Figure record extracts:
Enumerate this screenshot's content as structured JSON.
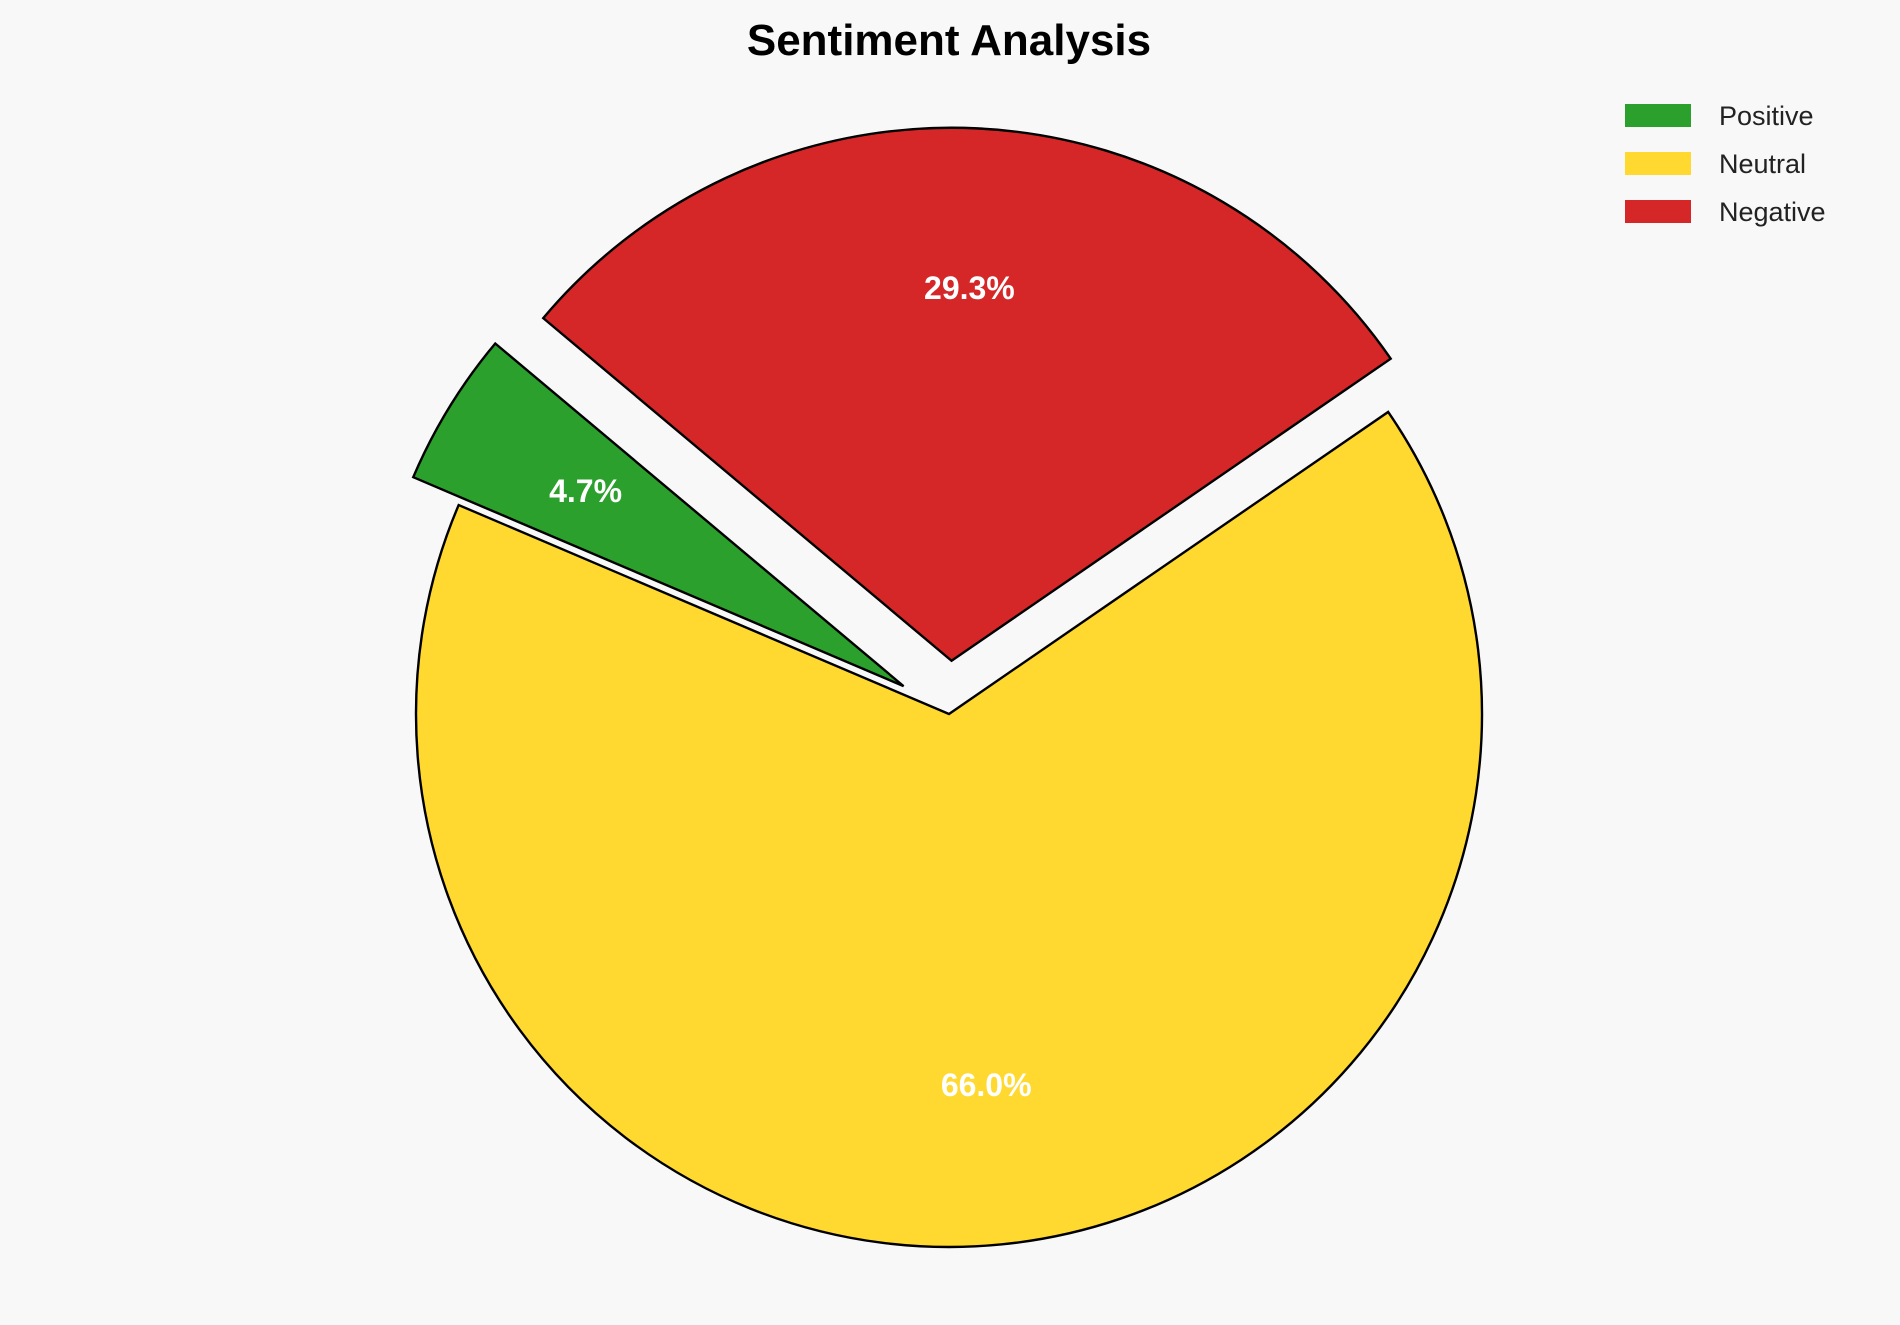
{
  "chart_data": {
    "type": "pie",
    "title": "Sentiment Analysis",
    "categories": [
      "Positive",
      "Neutral",
      "Negative"
    ],
    "values": [
      4.7,
      66.0,
      29.3
    ],
    "labels": [
      "4.7%",
      "66.0%",
      "29.3%"
    ],
    "colors": [
      "#2ca02c",
      "#ffd92f",
      "#d62728"
    ],
    "explode": [
      0.1,
      0,
      0.1
    ],
    "start_angle": 140,
    "direction": "counterclockwise",
    "edge_color": "#000000",
    "legend": {
      "placement": "top-right",
      "entries": [
        "Positive",
        "Neutral",
        "Negative"
      ]
    }
  }
}
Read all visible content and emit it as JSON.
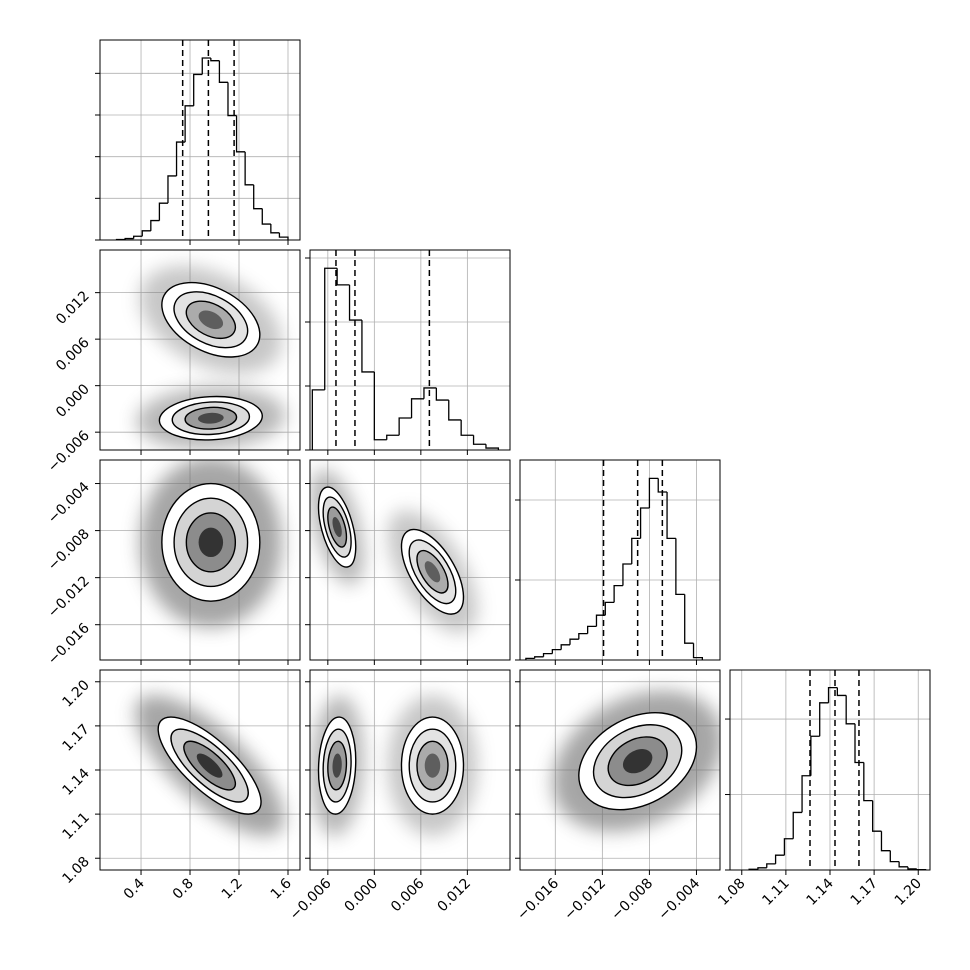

Exercise prompt:
Return the material exactly as given, apart from the pictures.

Written answer:
Enumerate this screenshot's content as structured JSON.
{
  "chart_data": {
    "type": "pie",
    "title": "Sentiment Analysis",
    "categories": [
      "Positive",
      "Neutral",
      "Negative"
    ],
    "values": [
      4.7,
      66.0,
      29.3
    ],
    "labels": [
      "4.7%",
      "66.0%",
      "29.3%"
    ],
    "colors": [
      "#2ca02c",
      "#ffd92f",
      "#d62728"
    ],
    "explode": [
      0.1,
      0,
      0.1
    ],
    "start_angle": 140,
    "direction": "counterclockwise",
    "edge_color": "#000000",
    "legend": {
      "placement": "top-right",
      "entries": [
        "Positive",
        "Neutral",
        "Negative"
      ]
    }
  }
}
Read all visible content and emit it as JSON.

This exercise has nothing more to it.